Request:
Pull out every line below containing the word "fireworks".

Material provided:
=-=-=
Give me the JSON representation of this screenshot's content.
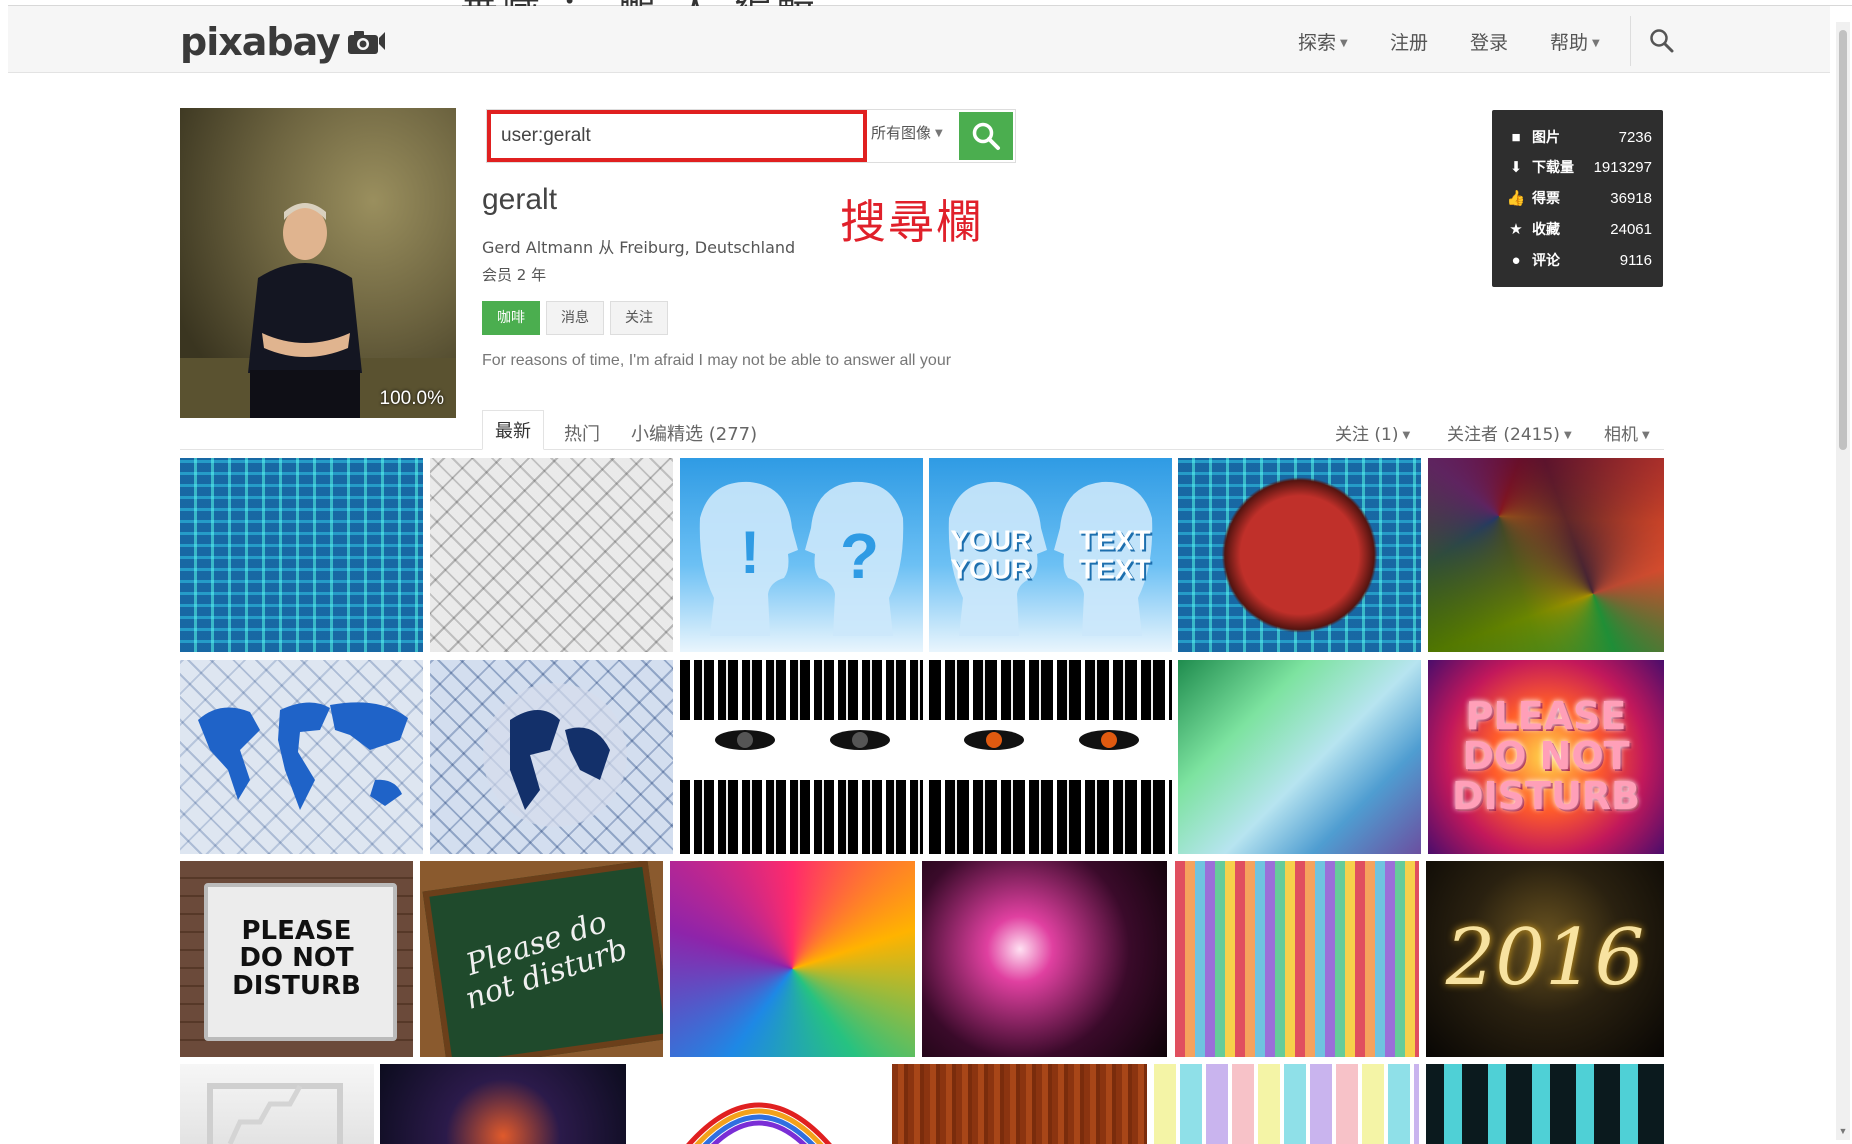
{
  "page": {
    "cropped_caption": "華藏 ： 鵬 人 編輯",
    "annotation": "搜尋欄"
  },
  "navbar": {
    "logo": "pixabay",
    "items": [
      {
        "label": "探索",
        "dropdown": true
      },
      {
        "label": "注册",
        "dropdown": false
      },
      {
        "label": "登录",
        "dropdown": false
      },
      {
        "label": "帮助",
        "dropdown": true
      }
    ],
    "search_icon": "search-icon"
  },
  "profile": {
    "avatar_zoom": "100.0%",
    "search_value": "user:geralt",
    "search_filter": "所有图像",
    "username": "geralt",
    "info": "Gerd Altmann 从 Freiburg, Deutschland",
    "membership": "会员 2 年",
    "buttons": [
      "咖啡",
      "消息",
      "关注"
    ],
    "bio": "For reasons of time, I'm afraid I may not be able to answer all your"
  },
  "stats": [
    {
      "icon": "image-icon",
      "label": "图片",
      "value": "7236"
    },
    {
      "icon": "download-icon",
      "label": "下载量",
      "value": "1913297"
    },
    {
      "icon": "thumbs-up-icon",
      "label": "得票",
      "value": "36918"
    },
    {
      "icon": "star-icon",
      "label": "收藏",
      "value": "24061"
    },
    {
      "icon": "comment-icon",
      "label": "评论",
      "value": "9116"
    }
  ],
  "tabs": {
    "left": [
      "最新",
      "热门",
      "小编精选 (277)"
    ],
    "right": [
      {
        "label": "关注 (1)",
        "dropdown": true
      },
      {
        "label": "关注者 (2415)",
        "dropdown": true
      },
      {
        "label": "相机",
        "dropdown": true
      }
    ]
  },
  "gallery": [
    {
      "name": "circuit-board-blue",
      "text": ""
    },
    {
      "name": "white-circuit-pattern",
      "text": ""
    },
    {
      "name": "heads-exclaim-question",
      "text": ""
    },
    {
      "name": "heads-your-text",
      "text": "YOUR TEXT    YOUR TEXT"
    },
    {
      "name": "circuit-sphere",
      "text": ""
    },
    {
      "name": "colorful-mosaic",
      "text": ""
    },
    {
      "name": "world-map-blue",
      "text": ""
    },
    {
      "name": "globe-circuit",
      "text": ""
    },
    {
      "name": "eye-black-white",
      "text": ""
    },
    {
      "name": "eye-orange",
      "text": ""
    },
    {
      "name": "green-light-waves",
      "text": ""
    },
    {
      "name": "please-do-not-disturb-neon",
      "text": "PLEASE DO NOT DISTURB"
    },
    {
      "name": "please-do-not-disturb-sign",
      "text": "PLEASE DO NOT DISTURB"
    },
    {
      "name": "please-do-not-disturb-chalkboard",
      "text": "Please do not disturb"
    },
    {
      "name": "feather-fireworks",
      "text": ""
    },
    {
      "name": "pink-fireworks",
      "text": ""
    },
    {
      "name": "rainbow-stripes",
      "text": ""
    },
    {
      "name": "gold-2016-fireworks",
      "text": "2016"
    },
    {
      "name": "white-stairs",
      "text": ""
    },
    {
      "name": "fireworks-rainbow",
      "text": ""
    },
    {
      "name": "rainbow-arch",
      "text": ""
    },
    {
      "name": "wood-texture",
      "text": ""
    },
    {
      "name": "pastel-stripes",
      "text": ""
    },
    {
      "name": "teal-windows",
      "text": ""
    }
  ],
  "colors": {
    "accent": "#4bae4f",
    "annotation": "#e0202a",
    "stats_bg": "#2e2e2e"
  }
}
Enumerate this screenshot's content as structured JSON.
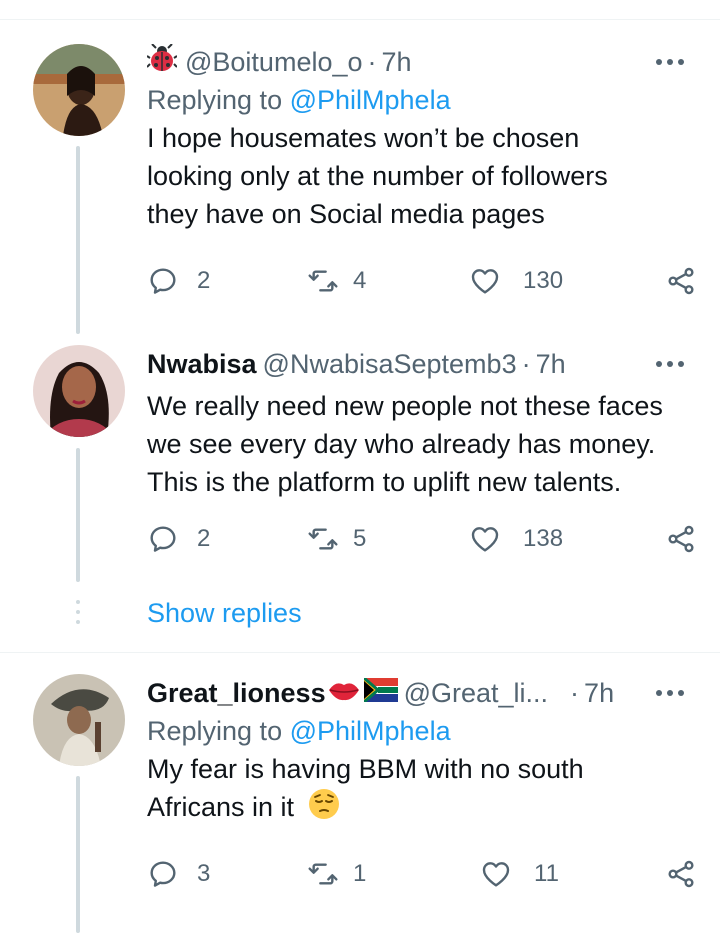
{
  "tweets": [
    {
      "name": "",
      "handle": "@Boitumelo_o",
      "time": "7h",
      "replying_prefix": "Replying to ",
      "replying_to": "@PhilMphela",
      "text": "I hope housemates won’t be chosen looking only at the number of followers they have on Social media pages",
      "replies": "2",
      "retweets": "4",
      "likes": "130"
    },
    {
      "name": "Nwabisa",
      "handle": "@NwabisaSeptemb3",
      "time": "7h",
      "text": "We really need new people not these faces we see every day who already has money. This is the platform to uplift new talents.",
      "replies": "2",
      "retweets": "5",
      "likes": "138"
    },
    {
      "name": "Great_lioness",
      "handle": "@Great_li...",
      "time": "7h",
      "replying_prefix": "Replying to ",
      "replying_to": "@PhilMphela",
      "text": "My fear is having BBM with no south Africans in it",
      "replies": "3",
      "retweets": "1",
      "likes": "11"
    }
  ],
  "show_replies": "Show replies",
  "separator": "·",
  "colors": {
    "accent": "#1d9bf0",
    "muted": "#536471",
    "text": "#0f1419"
  },
  "icons": [
    "ladybug-icon",
    "kiss-lips-icon",
    "south-africa-flag-icon",
    "pensive-face-icon",
    "reply-icon",
    "retweet-icon",
    "heart-icon",
    "share-icon",
    "more-icon"
  ]
}
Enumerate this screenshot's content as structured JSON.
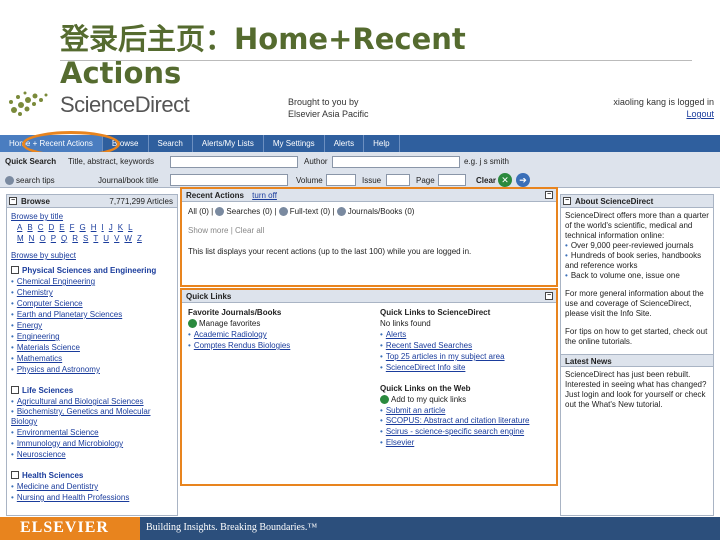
{
  "slide": {
    "title": "登录后主页：Home+Recent Actions"
  },
  "header": {
    "logo": "ScienceDirect",
    "brought_line1": "Brought to you by",
    "brought_line2": "Elsevier Asia Pacific",
    "user_line": "xiaoling kang is logged in",
    "logout": "Logout"
  },
  "nav": {
    "items": [
      "Home + Recent Actions",
      "Browse",
      "Search",
      "Alerts/My Lists",
      "My Settings",
      "Alerts",
      "Help"
    ]
  },
  "quick_search": {
    "label": "Quick Search",
    "title_label": "Title, abstract, keywords",
    "author_label": "Author",
    "tips": "search tips",
    "journal_label": "Journal/book title",
    "volume_label": "Volume",
    "issue_label": "Issue",
    "page_label": "Page",
    "clear": "Clear",
    "within": "e.g. j s smith"
  },
  "browse": {
    "title": "Browse",
    "count": "7,771,299 Articles",
    "by_title": "Browse by title",
    "letters1": [
      "A",
      "B",
      "C",
      "D",
      "E",
      "F",
      "G",
      "H",
      "I",
      "J",
      "K",
      "L"
    ],
    "letters2": [
      "M",
      "N",
      "O",
      "P",
      "Q",
      "R",
      "S",
      "T",
      "U",
      "V",
      "W",
      "Z"
    ],
    "by_subject": "Browse by subject",
    "cats": [
      {
        "name": "Physical Sciences and Engineering",
        "items": [
          "Chemical Engineering",
          "Chemistry",
          "Computer Science",
          "Earth and Planetary Sciences",
          "Energy",
          "Engineering",
          "Materials Science",
          "Mathematics",
          "Physics and Astronomy"
        ]
      },
      {
        "name": "Life Sciences",
        "items": [
          "Agricultural and Biological Sciences",
          "Biochemistry, Genetics and Molecular Biology",
          "Environmental Science",
          "Immunology and Microbiology",
          "Neuroscience"
        ]
      },
      {
        "name": "Health Sciences",
        "items": [
          "Medicine and Dentistry",
          "Nursing and Health Professions"
        ]
      }
    ]
  },
  "recent": {
    "title": "Recent Actions",
    "turn_off": "turn off",
    "tabs": [
      "All (0)",
      "Searches (0)",
      "Full-text (0)",
      "Journals/Books (0)"
    ],
    "show_more": "Show more",
    "clear": "Clear all",
    "note": "This list displays your recent actions (up to the last 100) while you are logged in."
  },
  "quick_links": {
    "title": "Quick Links",
    "fav_title": "Favorite Journals/Books",
    "fav_manage": "Manage favorites",
    "fav_items": [
      "Academic Radiology",
      "Comptes Rendus Biologies"
    ],
    "sd_title": "Quick Links to ScienceDirect",
    "sd_sub": "No links found",
    "sd_items": [
      "Alerts",
      "Recent Saved Searches",
      "Top 25 articles in my subject area",
      "ScienceDirect Info site"
    ],
    "web_title": "Quick Links on the Web",
    "web_add": "Add to my quick links",
    "web_items": [
      "Submit an article",
      "SCOPUS: Abstract and citation literature",
      "Scirus - science-specific search engine",
      "Elsevier"
    ]
  },
  "about": {
    "title": "About ScienceDirect",
    "text": "ScienceDirect offers more than a quarter of the world's scientific, medical and technical information online:",
    "items": [
      "Over 9,000 peer-reviewed journals",
      "Hundreds of book series, handbooks and reference works",
      "Back to volume one, issue one"
    ],
    "more": "For more general information about the use and coverage of ScienceDirect, please visit the Info Site.",
    "tips": "For tips on how to get started, check out the online tutorials."
  },
  "news": {
    "title": "Latest News",
    "text": "ScienceDirect has just been rebuilt. Interested in seeing what has changed? Just login and look for yourself or check out the What's New tutorial."
  },
  "footer": {
    "brand": "ELSEVIER",
    "tagline": "Building Insights. Breaking Boundaries.™"
  },
  "colors": {
    "accent": "#e8841e",
    "nav": "#2f5f9e",
    "link": "#1a3c9c",
    "title": "#556b2f"
  }
}
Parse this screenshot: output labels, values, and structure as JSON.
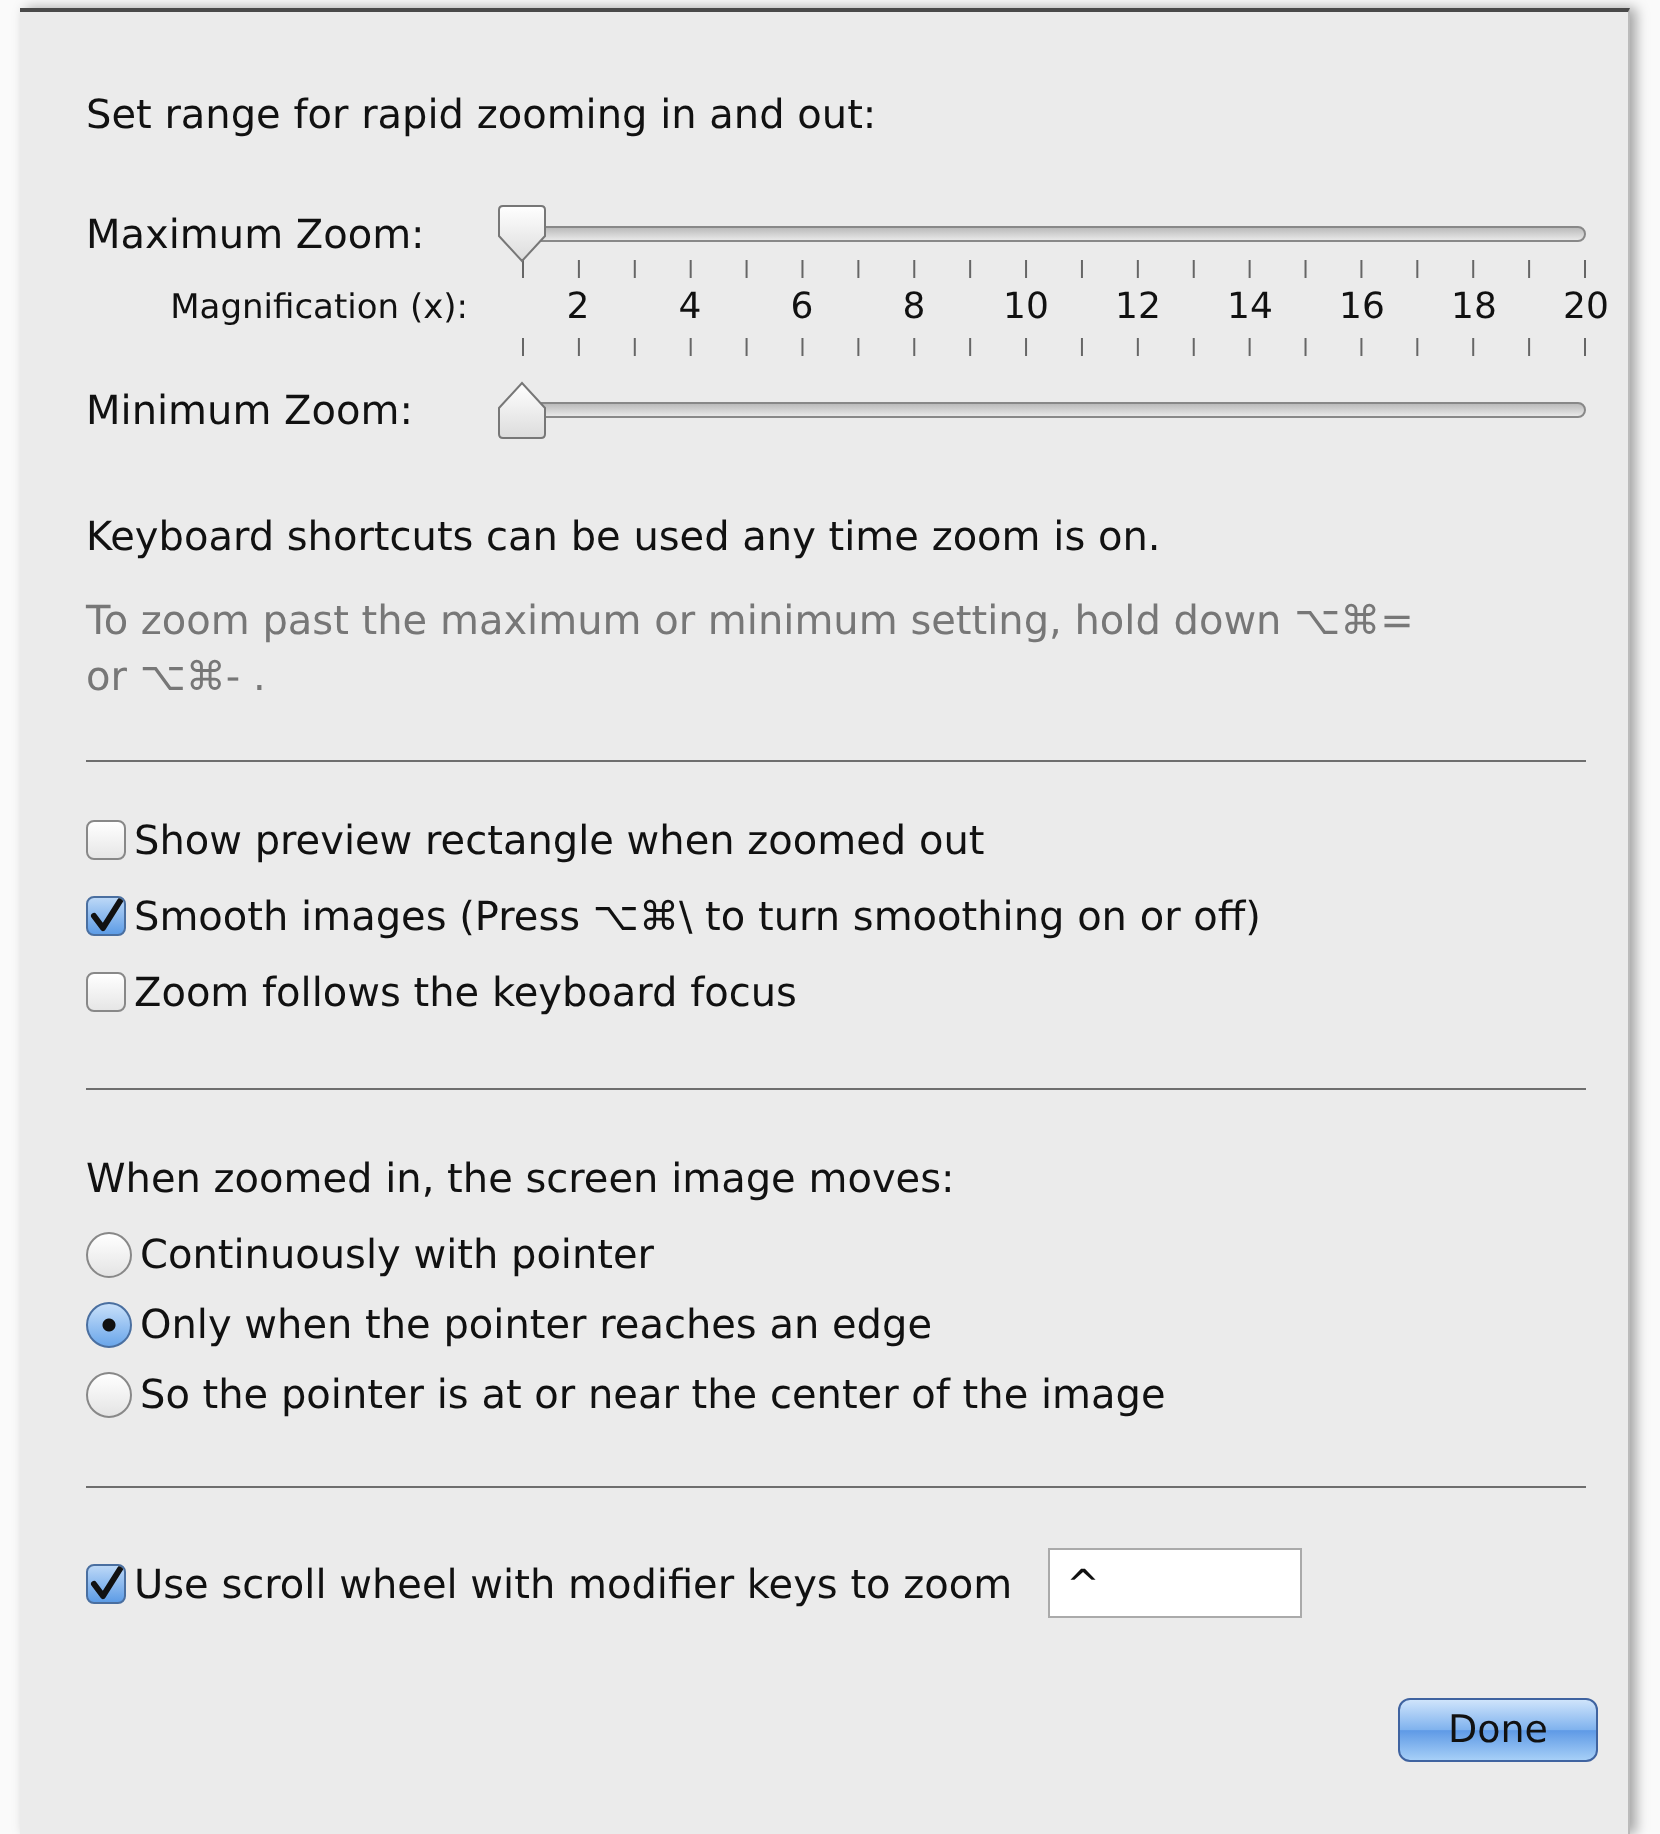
=-=-=
Output of the task:
      "name": "feather-fireworks",
      "name": "pink-fireworks",
      "name": "gold-2016-fireworks",
      "name": "fireworks-rainbow",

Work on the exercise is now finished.